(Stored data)

......

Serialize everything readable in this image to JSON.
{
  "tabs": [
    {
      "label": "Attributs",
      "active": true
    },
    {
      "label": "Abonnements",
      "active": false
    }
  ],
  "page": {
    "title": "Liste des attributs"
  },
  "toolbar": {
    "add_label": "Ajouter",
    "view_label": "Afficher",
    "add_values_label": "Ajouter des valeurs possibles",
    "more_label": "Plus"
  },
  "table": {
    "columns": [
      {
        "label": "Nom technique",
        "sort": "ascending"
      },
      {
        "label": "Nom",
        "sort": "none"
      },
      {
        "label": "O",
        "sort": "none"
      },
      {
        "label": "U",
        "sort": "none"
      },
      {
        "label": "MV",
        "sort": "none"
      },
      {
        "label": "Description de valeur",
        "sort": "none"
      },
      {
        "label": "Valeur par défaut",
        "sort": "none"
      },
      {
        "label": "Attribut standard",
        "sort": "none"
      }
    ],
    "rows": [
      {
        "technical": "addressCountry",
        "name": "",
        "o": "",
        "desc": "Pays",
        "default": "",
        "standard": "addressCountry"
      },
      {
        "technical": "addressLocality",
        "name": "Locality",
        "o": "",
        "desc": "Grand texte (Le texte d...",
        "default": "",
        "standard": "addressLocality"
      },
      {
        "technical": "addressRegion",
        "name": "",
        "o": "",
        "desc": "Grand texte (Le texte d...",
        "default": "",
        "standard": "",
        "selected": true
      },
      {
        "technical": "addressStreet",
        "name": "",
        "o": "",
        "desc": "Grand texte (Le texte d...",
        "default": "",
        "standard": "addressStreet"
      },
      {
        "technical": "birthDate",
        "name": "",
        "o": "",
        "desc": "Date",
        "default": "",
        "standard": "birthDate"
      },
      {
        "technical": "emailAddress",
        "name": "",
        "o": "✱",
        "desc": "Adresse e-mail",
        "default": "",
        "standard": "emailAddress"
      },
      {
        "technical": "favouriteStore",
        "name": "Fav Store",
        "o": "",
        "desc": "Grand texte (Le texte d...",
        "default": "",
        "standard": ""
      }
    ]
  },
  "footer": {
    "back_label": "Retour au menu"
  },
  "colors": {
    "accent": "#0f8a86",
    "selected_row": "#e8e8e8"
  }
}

......

### WHAT IS BEING ASKED:
Reproduce the records word for word.

### TASK SOLUTION:
Serialize everything readable in this image to JSON.
{
  "tabs": [
    {
      "label": "Attributs",
      "active": true
    },
    {
      "label": "Abonnements",
      "active": false
    }
  ],
  "page": {
    "title": "Liste des attributs"
  },
  "toolbar": {
    "add_label": "Ajouter",
    "view_label": "Afficher",
    "add_values_label": "Ajouter des valeurs possibles",
    "more_label": "Plus"
  },
  "table": {
    "columns": [
      {
        "label": "Nom technique",
        "sort": "ascending"
      },
      {
        "label": "Nom",
        "sort": "none"
      },
      {
        "label": "O",
        "sort": "none"
      },
      {
        "label": "U",
        "sort": "none"
      },
      {
        "label": "MV",
        "sort": "none"
      },
      {
        "label": "Description de valeur",
        "sort": "none"
      },
      {
        "label": "Valeur par défaut",
        "sort": "none"
      },
      {
        "label": "Attribut standard",
        "sort": "none"
      }
    ],
    "rows": [
      {
        "technical": "addressCountry",
        "name": "",
        "o": "",
        "desc": "Pays",
        "default": "",
        "standard": "addressCountry"
      },
      {
        "technical": "addressLocality",
        "name": "Locality",
        "o": "",
        "desc": "Grand texte (Le texte d...",
        "default": "",
        "standard": "addressLocality"
      },
      {
        "technical": "addressRegion",
        "name": "",
        "o": "",
        "desc": "Grand texte (Le texte d...",
        "default": "",
        "standard": "",
        "selected": true
      },
      {
        "technical": "addressStreet",
        "name": "",
        "o": "",
        "desc": "Grand texte (Le texte d...",
        "default": "",
        "standard": "addressStreet"
      },
      {
        "technical": "birthDate",
        "name": "",
        "o": "",
        "desc": "Date",
        "default": "",
        "standard": "birthDate"
      },
      {
        "technical": "emailAddress",
        "name": "",
        "o": "✱",
        "desc": "Adresse e-mail",
        "default": "",
        "standard": "emailAddress"
      },
      {
        "technical": "favouriteStore",
        "name": "Fav Store",
        "o": "",
        "desc": "Grand texte (Le texte d...",
        "default": "",
        "standard": ""
      }
    ]
  },
  "footer": {
    "back_label": "Retour au menu"
  },
  "colors": {
    "accent": "#0f8a86",
    "selected_row": "#e8e8e8"
  }
}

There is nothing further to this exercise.